> **What is required**
Determine the number of lines in these entries that hold the word "allmänna". Give the number and nothing more.

> **Materials provided**
<<<<

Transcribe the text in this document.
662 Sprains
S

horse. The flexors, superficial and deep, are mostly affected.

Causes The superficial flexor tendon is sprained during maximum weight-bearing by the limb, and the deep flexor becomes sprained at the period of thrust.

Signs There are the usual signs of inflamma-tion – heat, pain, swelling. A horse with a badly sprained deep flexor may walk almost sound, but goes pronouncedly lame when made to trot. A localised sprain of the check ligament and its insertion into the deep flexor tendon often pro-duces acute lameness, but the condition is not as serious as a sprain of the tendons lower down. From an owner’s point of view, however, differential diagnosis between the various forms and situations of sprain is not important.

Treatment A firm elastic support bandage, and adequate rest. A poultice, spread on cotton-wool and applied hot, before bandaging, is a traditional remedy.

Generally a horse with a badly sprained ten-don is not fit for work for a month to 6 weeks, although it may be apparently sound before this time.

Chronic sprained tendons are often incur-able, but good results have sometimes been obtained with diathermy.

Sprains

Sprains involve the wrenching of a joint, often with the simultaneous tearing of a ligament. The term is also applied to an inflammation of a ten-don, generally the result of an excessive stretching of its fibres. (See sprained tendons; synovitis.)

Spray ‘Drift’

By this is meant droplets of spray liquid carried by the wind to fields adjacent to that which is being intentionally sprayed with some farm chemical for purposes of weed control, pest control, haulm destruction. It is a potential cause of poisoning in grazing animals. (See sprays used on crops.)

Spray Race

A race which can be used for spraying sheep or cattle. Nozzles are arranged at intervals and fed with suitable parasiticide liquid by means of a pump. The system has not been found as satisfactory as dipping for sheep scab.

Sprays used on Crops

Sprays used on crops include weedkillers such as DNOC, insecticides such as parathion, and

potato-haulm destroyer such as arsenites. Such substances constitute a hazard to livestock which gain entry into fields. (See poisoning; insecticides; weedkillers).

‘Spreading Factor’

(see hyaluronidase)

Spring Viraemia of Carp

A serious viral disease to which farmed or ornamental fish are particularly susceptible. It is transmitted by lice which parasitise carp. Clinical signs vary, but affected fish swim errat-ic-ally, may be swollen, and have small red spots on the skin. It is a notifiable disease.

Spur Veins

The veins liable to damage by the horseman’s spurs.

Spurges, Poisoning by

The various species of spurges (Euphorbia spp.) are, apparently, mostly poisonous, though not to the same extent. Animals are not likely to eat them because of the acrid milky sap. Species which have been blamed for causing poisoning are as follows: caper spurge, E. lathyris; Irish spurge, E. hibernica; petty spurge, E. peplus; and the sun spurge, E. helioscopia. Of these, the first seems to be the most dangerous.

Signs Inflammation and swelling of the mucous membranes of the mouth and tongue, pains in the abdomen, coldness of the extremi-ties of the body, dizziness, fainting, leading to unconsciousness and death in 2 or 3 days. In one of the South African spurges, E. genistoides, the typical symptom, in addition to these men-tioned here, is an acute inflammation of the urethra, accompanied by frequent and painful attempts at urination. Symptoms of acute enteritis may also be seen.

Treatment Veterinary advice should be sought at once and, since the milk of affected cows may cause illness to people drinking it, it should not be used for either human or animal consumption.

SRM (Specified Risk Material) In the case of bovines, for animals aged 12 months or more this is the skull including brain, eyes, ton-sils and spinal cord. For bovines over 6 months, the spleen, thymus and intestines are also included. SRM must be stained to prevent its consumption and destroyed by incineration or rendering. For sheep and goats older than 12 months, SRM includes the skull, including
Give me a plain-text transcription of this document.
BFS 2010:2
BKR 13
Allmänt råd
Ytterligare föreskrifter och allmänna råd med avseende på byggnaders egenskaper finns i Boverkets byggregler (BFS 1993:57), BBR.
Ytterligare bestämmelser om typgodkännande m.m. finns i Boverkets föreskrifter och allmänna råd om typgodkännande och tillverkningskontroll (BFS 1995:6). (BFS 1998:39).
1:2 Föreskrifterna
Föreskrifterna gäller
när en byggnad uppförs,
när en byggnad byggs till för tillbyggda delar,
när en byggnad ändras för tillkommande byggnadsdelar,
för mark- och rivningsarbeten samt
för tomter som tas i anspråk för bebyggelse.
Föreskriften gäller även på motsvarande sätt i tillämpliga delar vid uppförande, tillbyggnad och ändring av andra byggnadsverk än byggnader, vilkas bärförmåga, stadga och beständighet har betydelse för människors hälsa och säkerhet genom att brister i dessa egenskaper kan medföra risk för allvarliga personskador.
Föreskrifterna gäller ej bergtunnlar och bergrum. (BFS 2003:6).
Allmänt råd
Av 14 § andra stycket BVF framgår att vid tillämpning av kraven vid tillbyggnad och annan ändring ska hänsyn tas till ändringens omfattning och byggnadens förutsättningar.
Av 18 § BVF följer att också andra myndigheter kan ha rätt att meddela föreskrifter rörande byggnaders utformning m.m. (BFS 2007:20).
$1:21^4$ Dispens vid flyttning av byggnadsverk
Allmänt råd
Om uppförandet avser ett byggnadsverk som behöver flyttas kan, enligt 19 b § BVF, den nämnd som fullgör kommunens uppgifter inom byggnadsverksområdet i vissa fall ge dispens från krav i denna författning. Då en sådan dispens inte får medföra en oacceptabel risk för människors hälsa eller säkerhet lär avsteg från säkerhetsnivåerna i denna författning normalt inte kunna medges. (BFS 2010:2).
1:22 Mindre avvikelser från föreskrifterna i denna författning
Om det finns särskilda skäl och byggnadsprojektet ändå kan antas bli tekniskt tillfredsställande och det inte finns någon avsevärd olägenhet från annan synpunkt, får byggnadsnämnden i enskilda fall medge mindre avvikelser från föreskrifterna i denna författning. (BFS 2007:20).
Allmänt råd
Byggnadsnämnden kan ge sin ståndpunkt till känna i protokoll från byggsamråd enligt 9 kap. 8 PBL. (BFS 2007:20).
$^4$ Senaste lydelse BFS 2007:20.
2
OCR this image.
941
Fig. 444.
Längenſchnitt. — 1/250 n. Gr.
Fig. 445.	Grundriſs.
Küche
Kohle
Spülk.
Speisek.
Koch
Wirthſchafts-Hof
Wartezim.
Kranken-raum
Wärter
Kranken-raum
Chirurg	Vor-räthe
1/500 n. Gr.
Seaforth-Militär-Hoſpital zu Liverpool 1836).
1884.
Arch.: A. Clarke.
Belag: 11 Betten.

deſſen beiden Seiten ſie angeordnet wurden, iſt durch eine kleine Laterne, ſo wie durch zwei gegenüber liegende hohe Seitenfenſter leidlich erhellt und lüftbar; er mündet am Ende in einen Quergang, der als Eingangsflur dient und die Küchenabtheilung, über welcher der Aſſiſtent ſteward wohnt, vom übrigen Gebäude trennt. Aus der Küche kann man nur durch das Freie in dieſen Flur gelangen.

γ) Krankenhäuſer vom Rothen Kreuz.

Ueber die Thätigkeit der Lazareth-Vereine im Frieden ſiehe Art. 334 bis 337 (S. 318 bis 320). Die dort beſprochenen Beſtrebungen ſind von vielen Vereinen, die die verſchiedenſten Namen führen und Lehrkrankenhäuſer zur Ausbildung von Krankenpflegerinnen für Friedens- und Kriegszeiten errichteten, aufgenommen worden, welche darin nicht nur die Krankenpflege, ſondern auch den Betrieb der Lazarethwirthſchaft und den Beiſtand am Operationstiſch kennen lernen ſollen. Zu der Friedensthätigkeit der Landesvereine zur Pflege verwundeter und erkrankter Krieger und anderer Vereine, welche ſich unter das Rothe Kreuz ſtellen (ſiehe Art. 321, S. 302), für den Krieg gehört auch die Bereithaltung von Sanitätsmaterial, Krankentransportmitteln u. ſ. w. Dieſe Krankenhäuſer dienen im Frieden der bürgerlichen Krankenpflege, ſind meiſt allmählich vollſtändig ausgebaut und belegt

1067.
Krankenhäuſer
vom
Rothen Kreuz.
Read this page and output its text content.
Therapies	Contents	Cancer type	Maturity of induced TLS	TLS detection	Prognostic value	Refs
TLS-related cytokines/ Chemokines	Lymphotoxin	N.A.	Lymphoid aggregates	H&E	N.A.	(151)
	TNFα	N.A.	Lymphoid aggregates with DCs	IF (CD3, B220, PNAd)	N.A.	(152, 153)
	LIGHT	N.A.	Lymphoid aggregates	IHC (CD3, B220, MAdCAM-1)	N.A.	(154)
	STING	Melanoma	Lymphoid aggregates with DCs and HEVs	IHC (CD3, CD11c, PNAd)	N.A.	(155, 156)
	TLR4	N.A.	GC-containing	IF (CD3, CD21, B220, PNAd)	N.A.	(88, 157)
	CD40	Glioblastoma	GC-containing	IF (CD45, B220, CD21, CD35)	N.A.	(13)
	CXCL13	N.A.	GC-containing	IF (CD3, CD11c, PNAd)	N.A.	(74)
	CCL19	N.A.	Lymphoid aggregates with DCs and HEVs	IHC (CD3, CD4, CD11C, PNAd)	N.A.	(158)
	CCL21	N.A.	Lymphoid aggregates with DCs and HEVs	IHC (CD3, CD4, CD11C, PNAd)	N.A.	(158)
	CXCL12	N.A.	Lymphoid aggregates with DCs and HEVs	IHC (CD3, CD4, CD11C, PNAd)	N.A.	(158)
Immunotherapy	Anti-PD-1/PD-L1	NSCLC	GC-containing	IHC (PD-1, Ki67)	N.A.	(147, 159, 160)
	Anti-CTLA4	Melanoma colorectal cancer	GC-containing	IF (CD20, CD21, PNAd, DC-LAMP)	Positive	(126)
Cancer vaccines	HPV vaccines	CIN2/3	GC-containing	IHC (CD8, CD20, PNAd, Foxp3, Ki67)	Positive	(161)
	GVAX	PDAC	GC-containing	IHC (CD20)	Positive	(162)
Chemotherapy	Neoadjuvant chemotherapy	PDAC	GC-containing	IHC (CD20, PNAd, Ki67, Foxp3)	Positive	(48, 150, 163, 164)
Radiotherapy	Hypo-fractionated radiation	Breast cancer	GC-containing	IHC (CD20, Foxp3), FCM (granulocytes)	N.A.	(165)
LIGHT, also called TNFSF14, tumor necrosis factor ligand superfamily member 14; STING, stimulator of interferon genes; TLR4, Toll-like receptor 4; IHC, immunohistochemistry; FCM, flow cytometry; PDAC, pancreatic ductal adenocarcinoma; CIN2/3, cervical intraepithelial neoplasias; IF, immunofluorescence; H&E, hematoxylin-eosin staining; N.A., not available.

>>>>

> **Problem solution**
2